Skip the pictures and repeat each line of the data exactly.

-------- Input

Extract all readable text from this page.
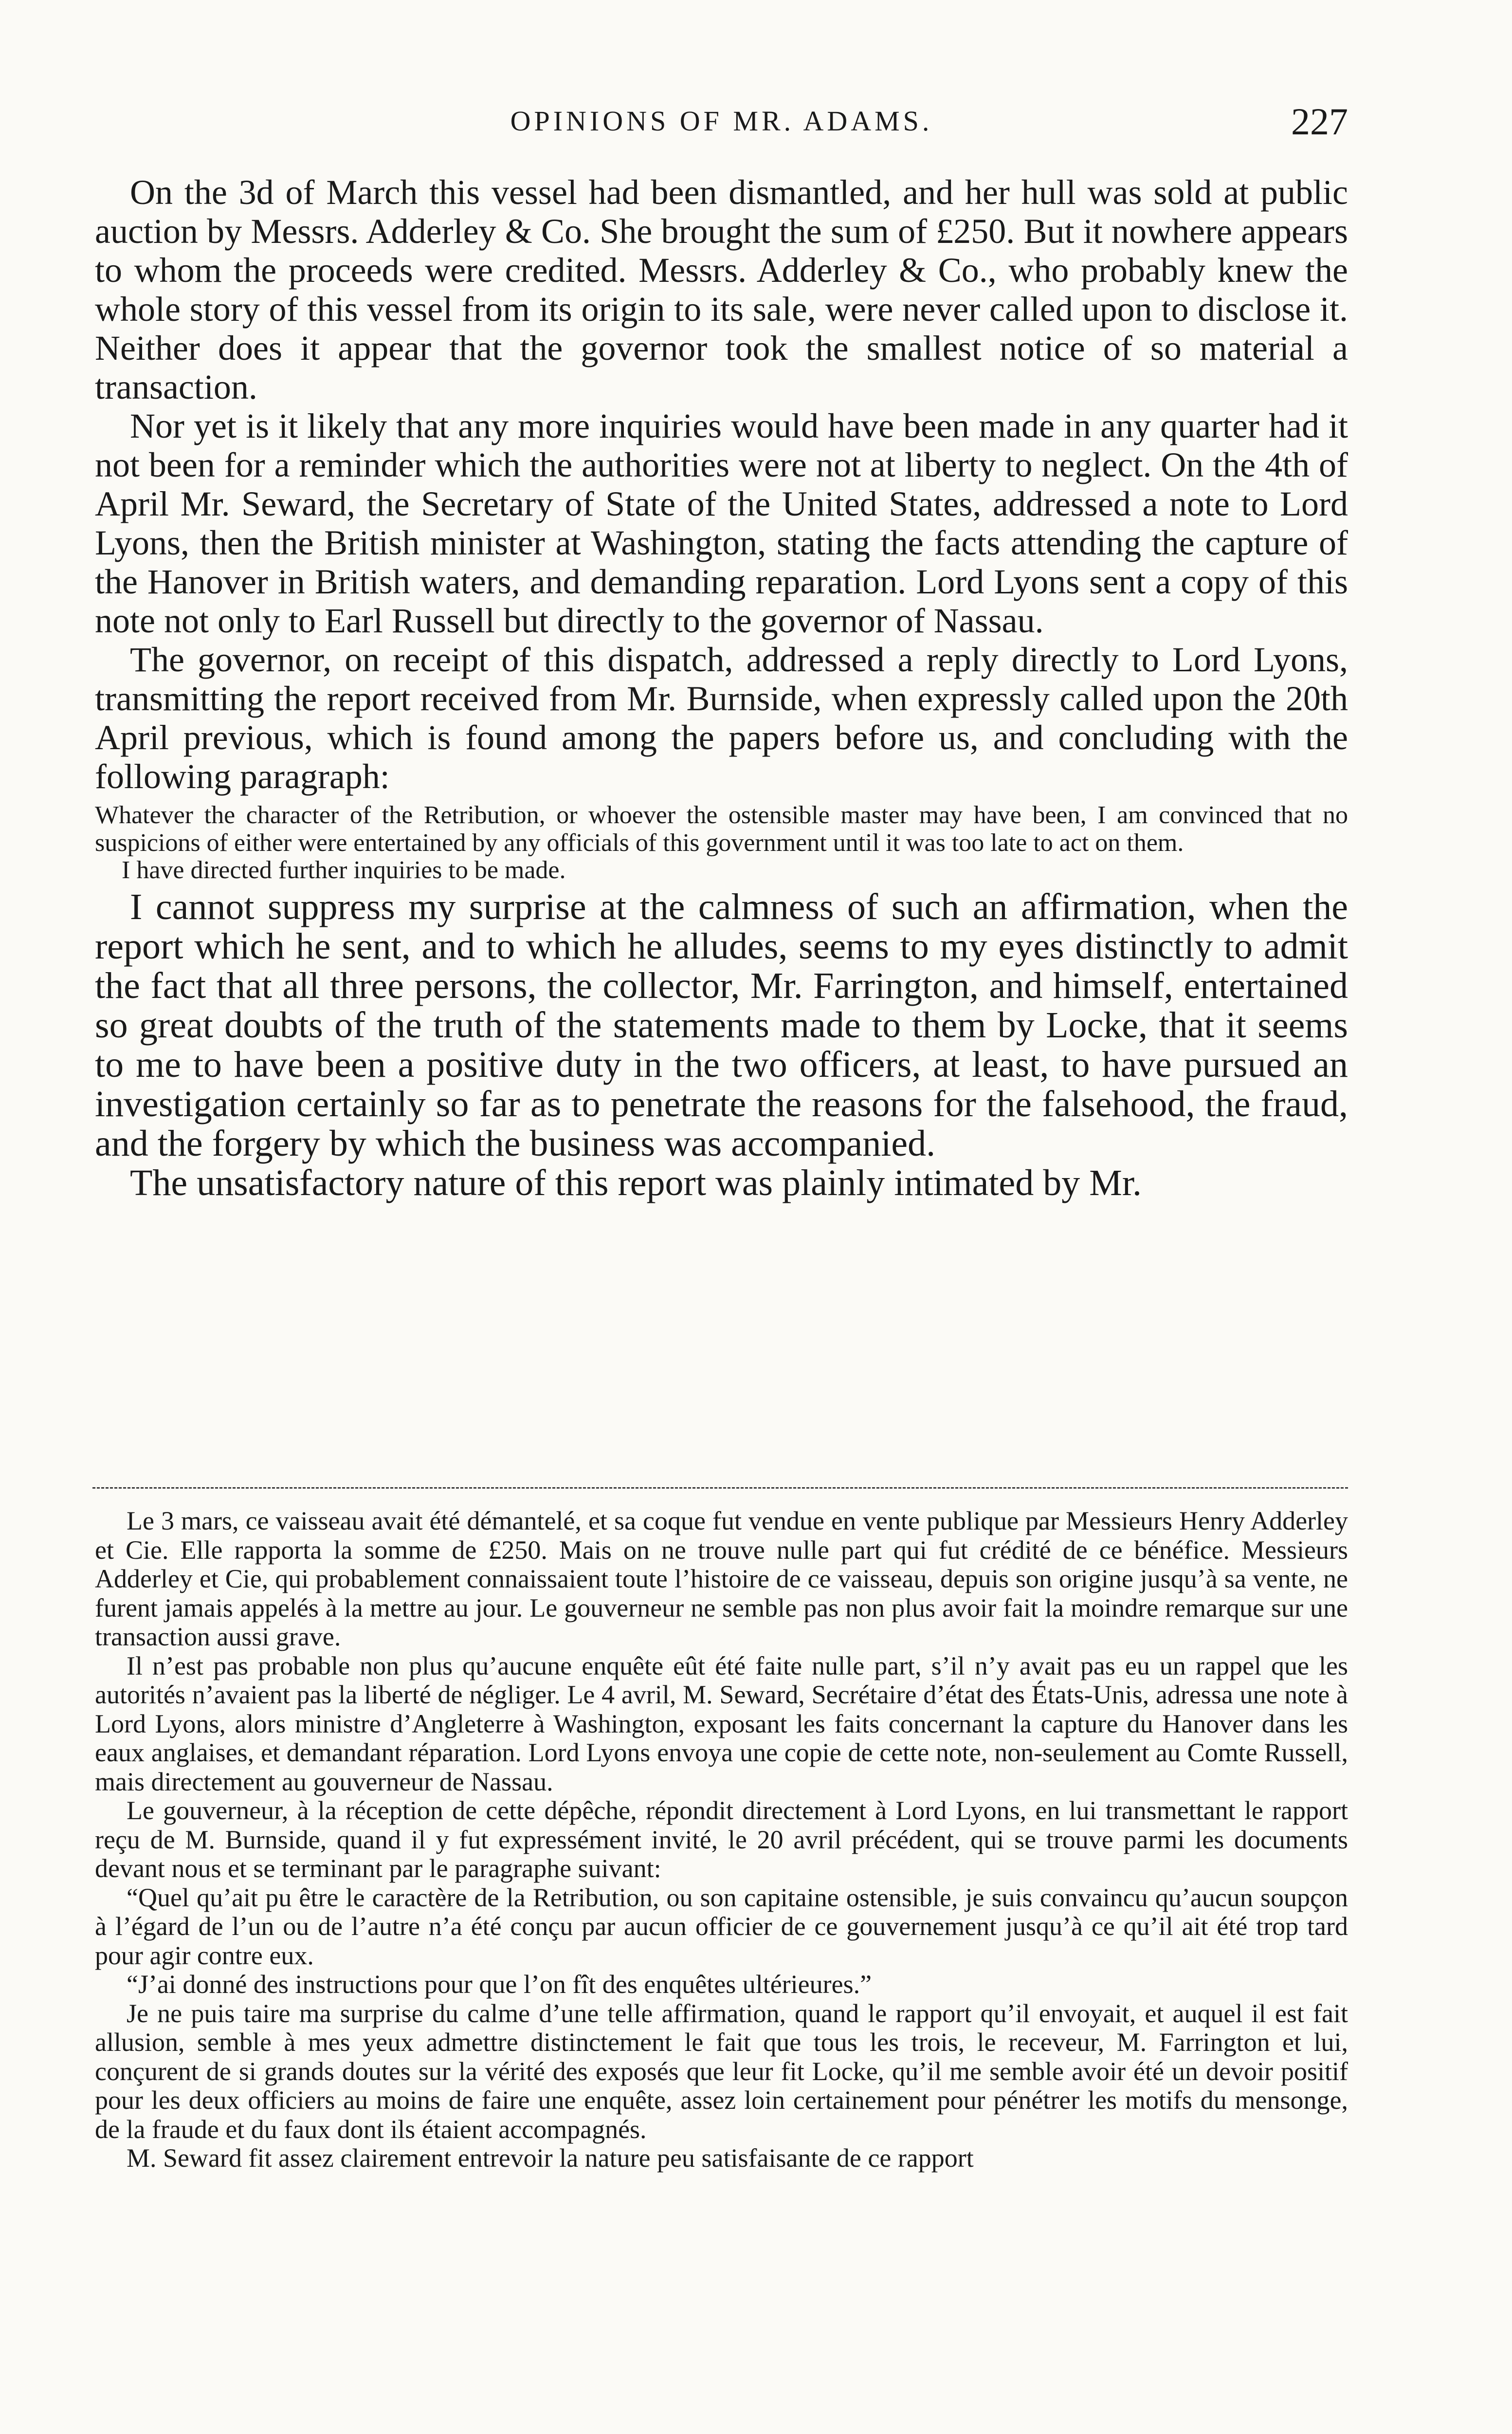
OPINIONS OF MR. ADAMS.	227

On the 3d of March this vessel had been dismantled, and her hull was sold at public auction by Messrs. Adderley & Co. She brought the sum of £250. But it nowhere appears to whom the proceeds were credited. Messrs. Adderley & Co., who probably knew the whole story of this vessel from its origin to its sale, were never called upon to disclose it. Neither does it appear that the governor took the smallest notice of so material a transaction.

Nor yet is it likely that any more inquiries would have been made in any quarter had it not been for a reminder which the authorities were not at liberty to neglect. On the 4th of April Mr. Seward, the Secretary of State of the United States, addressed a note to Lord Lyons, then the British minister at Washington, stating the facts attending the capture of the Hanover in British waters, and demanding reparation. Lord Lyons sent a copy of this note not only to Earl Russell but directly to the governor of Nassau.

The governor, on receipt of this dispatch, addressed a reply directly to Lord Lyons, transmitting the report received from Mr. Burnside, when expressly called upon the 20th April previous, which is found among the papers before us, and concluding with the following paragraph:

Whatever the character of the Retribution, or whoever the ostensible master may have been, I am convinced that no suspicions of either were entertained by any officials of this government until it was too late to act on them.

I have directed further inquiries to be made.

I cannot suppress my surprise at the calmness of such an affirmation, when the report which he sent, and to which he alludes, seems to my eyes distinctly to admit the fact that all three persons, the collector, Mr. Farrington, and himself, entertained so great doubts of the truth of the statements made to them by Locke, that it seems to me to have been a positive duty in the two officers, at least, to have pursued an investigation certainly so far as to penetrate the reasons for the falsehood, the fraud, and the forgery by which the business was accompanied.

The unsatisfactory nature of this report was plainly intimated by Mr.

Le 3 mars, ce vaisseau avait été démantelé, et sa coque fut vendue en vente publique par Messieurs Henry Adderley et Cie. Elle rapporta la somme de £250. Mais on ne trouve nulle part qui fut crédité de ce bénéfice. Messieurs Adderley et Cie, qui probablement connaissaient toute l’histoire de ce vaisseau, depuis son origine jusqu’à sa vente, ne furent jamais appelés à la mettre au jour. Le gouverneur ne semble pas non plus avoir fait la moindre remarque sur une transaction aussi grave.

Il n’est pas probable non plus qu’aucune enquête eût été faite nulle part, s’il n’y avait pas eu un rappel que les autorités n’avaient pas la liberté de négliger. Le 4 avril, M. Seward, Secrétaire d’état des États-Unis, adressa une note à Lord Lyons, alors ministre d’Angleterre à Washington, exposant les faits concernant la capture du Hanover dans les eaux anglaises, et demandant réparation. Lord Lyons envoya une copie de cette note, non-seulement au Comte Russell, mais directement au gouverneur de Nassau.

Le gouverneur, à la réception de cette dépêche, répondit directement à Lord Lyons, en lui transmettant le rapport reçu de M. Burnside, quand il y fut expressément invité, le 20 avril précédent, qui se trouve parmi les documents devant nous et se terminant par le paragraphe suivant:

“Quel qu’ait pu être le caractère de la Retribution, ou son capitaine ostensible, je suis convaincu qu’aucun soupçon à l’égard de l’un ou de l’autre n’a été conçu par aucun officier de ce gouvernement jusqu’à ce qu’il ait été trop tard pour agir contre eux.

“J’ai donné des instructions pour que l’on fît des enquêtes ultérieures.”

Je ne puis taire ma surprise du calme d’une telle affirmation, quand le rapport qu’il envoyait, et auquel il est fait allusion, semble à mes yeux admettre distinctement le fait que tous les trois, le receveur, M. Farrington et lui, conçurent de si grands doutes sur la vérité des exposés que leur fit Locke, qu’il me semble avoir été un devoir positif pour les deux officiers au moins de faire une enquête, assez loin certainement pour pénétrer les motifs du mensonge, de la fraude et du faux dont ils étaient accompagnés.

M. Seward fit assez clairement entrevoir la nature peu satisfaisante de ce rapport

----------------

> _Written solution_
Extract all readable text from this page.
OPINIONS OF MR. ADAMS.	227

On the 3d of March this vessel had been dismantled, and her hull was sold at public auction by Messrs. Adderley & Co. She brought the sum of £250. But it nowhere appears to whom the proceeds were credited. Messrs. Adderley & Co., who probably knew the whole story of this vessel from its origin to its sale, were never called upon to disclose it. Neither does it appear that the governor took the smallest notice of so material a transaction.

Nor yet is it likely that any more inquiries would have been made in any quarter had it not been for a reminder which the authorities were not at liberty to neglect. On the 4th of April Mr. Seward, the Secretary of State of the United States, addressed a note to Lord Lyons, then the British minister at Washington, stating the facts attending the capture of the Hanover in British waters, and demanding reparation. Lord Lyons sent a copy of this note not only to Earl Russell but directly to the governor of Nassau.

The governor, on receipt of this dispatch, addressed a reply directly to Lord Lyons, transmitting the report received from Mr. Burnside, when expressly called upon the 20th April previous, which is found among the papers before us, and concluding with the following paragraph:

Whatever the character of the Retribution, or whoever the ostensible master may have been, I am convinced that no suspicions of either were entertained by any officials of this government until it was too late to act on them.

I have directed further inquiries to be made.

I cannot suppress my surprise at the calmness of such an affirmation, when the report which he sent, and to which he alludes, seems to my eyes distinctly to admit the fact that all three persons, the collector, Mr. Farrington, and himself, entertained so great doubts of the truth of the statements made to them by Locke, that it seems to me to have been a positive duty in the two officers, at least, to have pursued an investigation certainly so far as to penetrate the reasons for the falsehood, the fraud, and the forgery by which the business was accompanied.

The unsatisfactory nature of this report was plainly intimated by Mr.

Le 3 mars, ce vaisseau avait été démantelé, et sa coque fut vendue en vente publique par Messieurs Henry Adderley et Cie. Elle rapporta la somme de £250. Mais on ne trouve nulle part qui fut crédité de ce bénéfice. Messieurs Adderley et Cie, qui probablement connaissaient toute l’histoire de ce vaisseau, depuis son origine jusqu’à sa vente, ne furent jamais appelés à la mettre au jour. Le gouverneur ne semble pas non plus avoir fait la moindre remarque sur une transaction aussi grave.

Il n’est pas probable non plus qu’aucune enquête eût été faite nulle part, s’il n’y avait pas eu un rappel que les autorités n’avaient pas la liberté de négliger. Le 4 avril, M. Seward, Secrétaire d’état des États-Unis, adressa une note à Lord Lyons, alors ministre d’Angleterre à Washington, exposant les faits concernant la capture du Hanover dans les eaux anglaises, et demandant réparation. Lord Lyons envoya une copie de cette note, non-seulement au Comte Russell, mais directement au gouverneur de Nassau.

Le gouverneur, à la réception de cette dépêche, répondit directement à Lord Lyons, en lui transmettant le rapport reçu de M. Burnside, quand il y fut expressément invité, le 20 avril précédent, qui se trouve parmi les documents devant nous et se terminant par le paragraphe suivant:

“Quel qu’ait pu être le caractère de la Retribution, ou son capitaine ostensible, je suis convaincu qu’aucun soupçon à l’égard de l’un ou de l’autre n’a été conçu par aucun officier de ce gouvernement jusqu’à ce qu’il ait été trop tard pour agir contre eux.

“J’ai donné des instructions pour que l’on fît des enquêtes ultérieures.”

Je ne puis taire ma surprise du calme d’une telle affirmation, quand le rapport qu’il envoyait, et auquel il est fait allusion, semble à mes yeux admettre distinctement le fait que tous les trois, le receveur, M. Farrington et lui, conçurent de si grands doutes sur la vérité des exposés que leur fit Locke, qu’il me semble avoir été un devoir positif pour les deux officiers au moins de faire une enquête, assez loin certainement pour pénétrer les motifs du mensonge, de la fraude et du faux dont ils étaient accompagnés.

M. Seward fit assez clairement entrevoir la nature peu satisfaisante de ce rapport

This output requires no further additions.